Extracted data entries
○ ○ ○
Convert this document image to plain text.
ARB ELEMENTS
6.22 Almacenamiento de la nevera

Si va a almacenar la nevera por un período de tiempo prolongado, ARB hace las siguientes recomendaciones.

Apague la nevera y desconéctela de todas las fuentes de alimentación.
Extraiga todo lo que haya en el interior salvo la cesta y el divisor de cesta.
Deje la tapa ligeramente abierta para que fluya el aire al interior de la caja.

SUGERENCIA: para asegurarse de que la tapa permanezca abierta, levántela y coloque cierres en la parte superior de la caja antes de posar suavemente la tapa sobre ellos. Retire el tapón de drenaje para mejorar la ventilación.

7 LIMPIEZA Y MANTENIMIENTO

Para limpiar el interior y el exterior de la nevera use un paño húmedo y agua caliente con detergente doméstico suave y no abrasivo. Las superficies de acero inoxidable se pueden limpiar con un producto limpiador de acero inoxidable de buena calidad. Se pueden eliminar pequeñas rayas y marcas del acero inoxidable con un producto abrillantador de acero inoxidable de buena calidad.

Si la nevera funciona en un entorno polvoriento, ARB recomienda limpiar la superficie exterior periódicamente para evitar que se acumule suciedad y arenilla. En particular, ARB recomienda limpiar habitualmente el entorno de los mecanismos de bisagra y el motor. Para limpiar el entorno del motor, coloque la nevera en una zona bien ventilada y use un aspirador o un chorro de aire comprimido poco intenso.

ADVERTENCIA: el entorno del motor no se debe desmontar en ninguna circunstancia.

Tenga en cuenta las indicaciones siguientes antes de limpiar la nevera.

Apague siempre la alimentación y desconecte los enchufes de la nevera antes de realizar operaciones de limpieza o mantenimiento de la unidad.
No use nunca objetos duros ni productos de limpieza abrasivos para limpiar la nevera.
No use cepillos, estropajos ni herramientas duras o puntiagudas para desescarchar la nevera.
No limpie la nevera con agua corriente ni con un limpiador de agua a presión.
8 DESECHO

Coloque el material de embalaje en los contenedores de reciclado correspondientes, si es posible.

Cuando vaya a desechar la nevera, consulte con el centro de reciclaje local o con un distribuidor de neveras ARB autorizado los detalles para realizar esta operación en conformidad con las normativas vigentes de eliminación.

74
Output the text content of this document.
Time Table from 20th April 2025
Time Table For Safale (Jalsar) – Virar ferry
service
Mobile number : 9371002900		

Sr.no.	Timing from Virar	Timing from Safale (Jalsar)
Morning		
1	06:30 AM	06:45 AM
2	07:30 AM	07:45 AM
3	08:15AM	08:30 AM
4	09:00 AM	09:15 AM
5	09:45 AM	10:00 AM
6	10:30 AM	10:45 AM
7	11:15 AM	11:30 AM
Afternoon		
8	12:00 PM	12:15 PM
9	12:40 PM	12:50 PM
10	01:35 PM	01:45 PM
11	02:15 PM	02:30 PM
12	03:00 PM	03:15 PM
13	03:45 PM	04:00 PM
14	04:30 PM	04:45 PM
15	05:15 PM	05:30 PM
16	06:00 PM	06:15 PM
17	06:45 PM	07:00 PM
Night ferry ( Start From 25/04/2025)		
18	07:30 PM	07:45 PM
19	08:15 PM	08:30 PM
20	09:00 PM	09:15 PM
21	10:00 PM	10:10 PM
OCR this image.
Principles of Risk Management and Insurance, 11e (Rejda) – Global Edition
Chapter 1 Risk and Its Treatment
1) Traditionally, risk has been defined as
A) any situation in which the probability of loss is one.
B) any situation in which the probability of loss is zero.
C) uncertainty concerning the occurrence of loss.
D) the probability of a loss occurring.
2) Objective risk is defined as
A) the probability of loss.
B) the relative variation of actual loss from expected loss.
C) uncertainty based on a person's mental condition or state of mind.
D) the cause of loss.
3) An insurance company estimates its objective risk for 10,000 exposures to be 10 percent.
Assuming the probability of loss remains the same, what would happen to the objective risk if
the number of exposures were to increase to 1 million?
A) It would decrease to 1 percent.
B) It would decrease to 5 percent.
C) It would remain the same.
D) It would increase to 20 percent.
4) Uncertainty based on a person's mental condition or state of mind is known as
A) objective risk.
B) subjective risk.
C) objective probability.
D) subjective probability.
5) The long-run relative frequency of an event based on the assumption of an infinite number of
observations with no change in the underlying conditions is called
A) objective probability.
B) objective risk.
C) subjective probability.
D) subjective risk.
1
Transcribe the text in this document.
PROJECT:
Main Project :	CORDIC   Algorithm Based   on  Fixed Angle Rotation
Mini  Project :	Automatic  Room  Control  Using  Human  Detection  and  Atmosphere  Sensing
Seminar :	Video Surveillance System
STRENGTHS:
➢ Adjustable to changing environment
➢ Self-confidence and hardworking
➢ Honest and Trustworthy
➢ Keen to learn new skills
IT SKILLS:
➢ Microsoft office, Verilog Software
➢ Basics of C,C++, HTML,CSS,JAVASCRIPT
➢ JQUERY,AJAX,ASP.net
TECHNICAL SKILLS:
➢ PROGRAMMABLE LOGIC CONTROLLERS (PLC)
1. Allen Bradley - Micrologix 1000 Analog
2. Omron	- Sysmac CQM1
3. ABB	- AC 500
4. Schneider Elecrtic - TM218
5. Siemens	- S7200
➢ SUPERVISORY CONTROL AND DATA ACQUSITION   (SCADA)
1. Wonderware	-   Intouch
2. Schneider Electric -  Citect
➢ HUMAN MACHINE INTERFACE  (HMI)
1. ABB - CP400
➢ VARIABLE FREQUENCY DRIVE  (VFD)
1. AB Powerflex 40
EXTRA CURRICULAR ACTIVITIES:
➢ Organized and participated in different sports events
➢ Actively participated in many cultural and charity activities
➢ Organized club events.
○ ○ ○
Look for the word "number" in every line of the listing and copy the lines that have it.

Mobile number : 9371002900		
the number of exposures were to increase to 1 million?
5) The long-run relative frequency of an event based on the assumption of an infinite number of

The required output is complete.